:: Instruction ::
In the listing below, locate the lines that hold the string "October". Copy those lines.

──────

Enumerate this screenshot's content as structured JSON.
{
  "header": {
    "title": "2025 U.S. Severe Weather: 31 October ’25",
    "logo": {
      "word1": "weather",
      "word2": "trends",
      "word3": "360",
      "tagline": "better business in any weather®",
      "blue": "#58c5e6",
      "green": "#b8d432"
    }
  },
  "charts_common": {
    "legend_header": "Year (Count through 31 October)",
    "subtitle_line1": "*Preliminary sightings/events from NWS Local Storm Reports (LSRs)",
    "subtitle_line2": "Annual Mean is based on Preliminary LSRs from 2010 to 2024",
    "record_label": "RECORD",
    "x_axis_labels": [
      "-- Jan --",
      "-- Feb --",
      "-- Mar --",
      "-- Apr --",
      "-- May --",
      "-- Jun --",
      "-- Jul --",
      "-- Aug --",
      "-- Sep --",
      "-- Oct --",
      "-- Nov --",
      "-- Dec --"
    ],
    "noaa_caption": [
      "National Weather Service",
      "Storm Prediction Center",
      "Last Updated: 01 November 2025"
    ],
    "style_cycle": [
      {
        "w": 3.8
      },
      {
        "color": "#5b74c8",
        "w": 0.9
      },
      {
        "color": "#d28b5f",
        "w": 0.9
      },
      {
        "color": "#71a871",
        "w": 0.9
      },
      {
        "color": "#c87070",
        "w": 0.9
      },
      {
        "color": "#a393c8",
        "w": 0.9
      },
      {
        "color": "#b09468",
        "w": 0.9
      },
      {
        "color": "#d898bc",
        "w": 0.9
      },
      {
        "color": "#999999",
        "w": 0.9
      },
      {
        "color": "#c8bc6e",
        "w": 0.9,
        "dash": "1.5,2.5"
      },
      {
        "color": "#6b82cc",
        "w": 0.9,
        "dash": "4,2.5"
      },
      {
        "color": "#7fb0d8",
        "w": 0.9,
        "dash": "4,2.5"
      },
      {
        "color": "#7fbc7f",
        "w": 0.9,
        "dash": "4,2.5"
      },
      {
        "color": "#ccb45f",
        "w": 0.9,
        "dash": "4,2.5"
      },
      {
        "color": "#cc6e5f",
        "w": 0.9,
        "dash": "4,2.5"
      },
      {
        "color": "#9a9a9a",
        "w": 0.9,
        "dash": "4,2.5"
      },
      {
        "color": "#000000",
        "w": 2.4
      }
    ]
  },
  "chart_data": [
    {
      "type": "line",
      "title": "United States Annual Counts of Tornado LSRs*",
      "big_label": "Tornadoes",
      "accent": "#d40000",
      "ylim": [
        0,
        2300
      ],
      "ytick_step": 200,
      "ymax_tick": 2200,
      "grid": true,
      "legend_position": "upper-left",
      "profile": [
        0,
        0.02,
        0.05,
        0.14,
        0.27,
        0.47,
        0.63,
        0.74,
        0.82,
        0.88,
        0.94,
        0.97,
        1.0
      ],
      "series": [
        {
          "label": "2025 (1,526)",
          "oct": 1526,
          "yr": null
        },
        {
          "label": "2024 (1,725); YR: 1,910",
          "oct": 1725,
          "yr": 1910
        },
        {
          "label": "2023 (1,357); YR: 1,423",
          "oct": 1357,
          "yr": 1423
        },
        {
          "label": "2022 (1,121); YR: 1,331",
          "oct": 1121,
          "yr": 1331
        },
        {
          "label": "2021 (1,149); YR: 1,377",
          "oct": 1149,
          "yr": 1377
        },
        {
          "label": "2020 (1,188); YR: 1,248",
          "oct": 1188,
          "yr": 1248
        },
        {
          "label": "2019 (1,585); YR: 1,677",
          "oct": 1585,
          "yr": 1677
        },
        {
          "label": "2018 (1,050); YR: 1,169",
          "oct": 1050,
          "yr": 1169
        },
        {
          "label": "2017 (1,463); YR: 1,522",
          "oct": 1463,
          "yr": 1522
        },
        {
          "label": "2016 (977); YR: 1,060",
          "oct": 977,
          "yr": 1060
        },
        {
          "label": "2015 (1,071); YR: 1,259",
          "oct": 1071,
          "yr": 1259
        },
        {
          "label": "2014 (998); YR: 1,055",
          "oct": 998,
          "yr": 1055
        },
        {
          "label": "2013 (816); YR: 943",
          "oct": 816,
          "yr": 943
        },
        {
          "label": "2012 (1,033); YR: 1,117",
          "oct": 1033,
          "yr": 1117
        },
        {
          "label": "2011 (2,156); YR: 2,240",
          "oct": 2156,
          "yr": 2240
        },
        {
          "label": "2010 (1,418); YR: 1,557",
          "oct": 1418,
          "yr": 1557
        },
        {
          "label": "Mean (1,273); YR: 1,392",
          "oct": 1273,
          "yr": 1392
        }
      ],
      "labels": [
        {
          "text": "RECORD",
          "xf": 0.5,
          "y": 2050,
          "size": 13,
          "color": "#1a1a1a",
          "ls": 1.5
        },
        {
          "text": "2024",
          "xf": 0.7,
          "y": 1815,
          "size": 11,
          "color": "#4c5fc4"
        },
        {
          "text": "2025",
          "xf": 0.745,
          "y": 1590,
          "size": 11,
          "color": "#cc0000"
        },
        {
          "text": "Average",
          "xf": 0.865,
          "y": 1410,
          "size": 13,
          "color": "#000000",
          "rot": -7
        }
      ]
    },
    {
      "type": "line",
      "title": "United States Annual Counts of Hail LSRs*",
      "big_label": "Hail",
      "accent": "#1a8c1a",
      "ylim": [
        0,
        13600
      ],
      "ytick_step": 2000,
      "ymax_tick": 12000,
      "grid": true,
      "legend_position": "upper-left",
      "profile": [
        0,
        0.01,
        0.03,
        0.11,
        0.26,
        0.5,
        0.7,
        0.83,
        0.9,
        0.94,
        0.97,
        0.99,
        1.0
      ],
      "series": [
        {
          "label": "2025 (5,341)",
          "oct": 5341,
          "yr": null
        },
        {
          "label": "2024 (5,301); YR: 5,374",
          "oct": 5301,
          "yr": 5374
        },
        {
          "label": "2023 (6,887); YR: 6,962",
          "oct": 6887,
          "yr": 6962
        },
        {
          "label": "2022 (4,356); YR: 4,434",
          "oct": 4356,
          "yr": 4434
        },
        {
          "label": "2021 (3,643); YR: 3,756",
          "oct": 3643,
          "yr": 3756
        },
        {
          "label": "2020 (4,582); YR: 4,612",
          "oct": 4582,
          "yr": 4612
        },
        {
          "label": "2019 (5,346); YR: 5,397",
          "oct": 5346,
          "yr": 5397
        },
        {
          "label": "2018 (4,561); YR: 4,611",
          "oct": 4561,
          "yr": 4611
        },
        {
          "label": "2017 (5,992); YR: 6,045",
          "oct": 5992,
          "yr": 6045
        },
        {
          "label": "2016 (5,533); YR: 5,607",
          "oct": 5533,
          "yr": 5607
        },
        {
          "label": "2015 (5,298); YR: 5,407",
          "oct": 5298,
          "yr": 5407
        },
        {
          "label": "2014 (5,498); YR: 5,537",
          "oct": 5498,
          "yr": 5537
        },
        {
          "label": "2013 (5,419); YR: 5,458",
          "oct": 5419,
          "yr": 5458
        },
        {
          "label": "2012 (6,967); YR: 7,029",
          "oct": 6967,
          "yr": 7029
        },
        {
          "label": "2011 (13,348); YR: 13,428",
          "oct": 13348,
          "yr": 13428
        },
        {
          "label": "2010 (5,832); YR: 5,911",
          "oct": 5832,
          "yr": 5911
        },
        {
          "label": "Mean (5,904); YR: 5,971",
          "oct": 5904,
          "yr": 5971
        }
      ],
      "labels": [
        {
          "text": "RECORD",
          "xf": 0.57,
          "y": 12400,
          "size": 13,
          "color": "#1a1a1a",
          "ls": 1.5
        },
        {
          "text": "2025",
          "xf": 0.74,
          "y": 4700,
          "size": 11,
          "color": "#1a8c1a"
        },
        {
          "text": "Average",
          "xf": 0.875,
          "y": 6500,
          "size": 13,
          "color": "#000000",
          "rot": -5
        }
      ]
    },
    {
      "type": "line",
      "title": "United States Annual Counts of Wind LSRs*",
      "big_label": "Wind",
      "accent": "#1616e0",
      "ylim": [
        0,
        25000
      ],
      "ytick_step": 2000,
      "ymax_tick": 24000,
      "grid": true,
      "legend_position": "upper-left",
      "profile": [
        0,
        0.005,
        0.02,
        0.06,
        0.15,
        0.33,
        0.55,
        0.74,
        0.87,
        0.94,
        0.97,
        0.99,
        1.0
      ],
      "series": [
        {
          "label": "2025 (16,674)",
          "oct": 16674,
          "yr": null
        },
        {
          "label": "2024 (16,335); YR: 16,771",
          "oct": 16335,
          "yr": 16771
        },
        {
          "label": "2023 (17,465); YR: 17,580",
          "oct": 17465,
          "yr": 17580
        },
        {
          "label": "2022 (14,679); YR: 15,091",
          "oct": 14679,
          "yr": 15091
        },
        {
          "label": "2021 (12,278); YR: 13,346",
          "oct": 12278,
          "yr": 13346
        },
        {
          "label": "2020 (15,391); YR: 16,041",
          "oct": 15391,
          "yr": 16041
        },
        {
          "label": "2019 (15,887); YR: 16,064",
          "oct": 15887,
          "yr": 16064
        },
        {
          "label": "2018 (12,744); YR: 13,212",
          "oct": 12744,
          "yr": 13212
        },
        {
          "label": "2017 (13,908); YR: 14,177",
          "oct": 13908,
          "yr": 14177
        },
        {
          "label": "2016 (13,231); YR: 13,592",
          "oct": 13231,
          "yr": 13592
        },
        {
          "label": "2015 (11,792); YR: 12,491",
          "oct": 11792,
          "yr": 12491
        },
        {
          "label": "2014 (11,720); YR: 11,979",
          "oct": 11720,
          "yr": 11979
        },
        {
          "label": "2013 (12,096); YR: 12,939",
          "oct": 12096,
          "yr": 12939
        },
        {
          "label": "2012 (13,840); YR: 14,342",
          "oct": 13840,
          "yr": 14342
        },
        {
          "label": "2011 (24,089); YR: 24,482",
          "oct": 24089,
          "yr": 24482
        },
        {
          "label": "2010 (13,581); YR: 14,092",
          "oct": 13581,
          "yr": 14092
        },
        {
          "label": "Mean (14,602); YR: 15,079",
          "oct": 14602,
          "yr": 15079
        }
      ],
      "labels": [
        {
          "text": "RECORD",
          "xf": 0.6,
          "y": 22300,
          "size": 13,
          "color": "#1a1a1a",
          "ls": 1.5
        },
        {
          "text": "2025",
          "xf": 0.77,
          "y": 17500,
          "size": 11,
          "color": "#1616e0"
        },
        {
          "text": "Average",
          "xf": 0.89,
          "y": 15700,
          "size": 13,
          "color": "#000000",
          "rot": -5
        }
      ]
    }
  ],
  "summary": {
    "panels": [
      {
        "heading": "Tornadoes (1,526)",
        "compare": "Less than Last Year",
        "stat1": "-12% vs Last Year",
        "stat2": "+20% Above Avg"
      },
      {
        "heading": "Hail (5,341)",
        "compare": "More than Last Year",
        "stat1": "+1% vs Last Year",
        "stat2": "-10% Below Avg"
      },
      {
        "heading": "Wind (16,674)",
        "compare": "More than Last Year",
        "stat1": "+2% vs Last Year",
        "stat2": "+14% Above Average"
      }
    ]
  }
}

──────

:: Written answer ::
    "title": "2025 U.S. Severe Weather: 31 October ’25",
    "legend_header": "Year (Count through 31 October)",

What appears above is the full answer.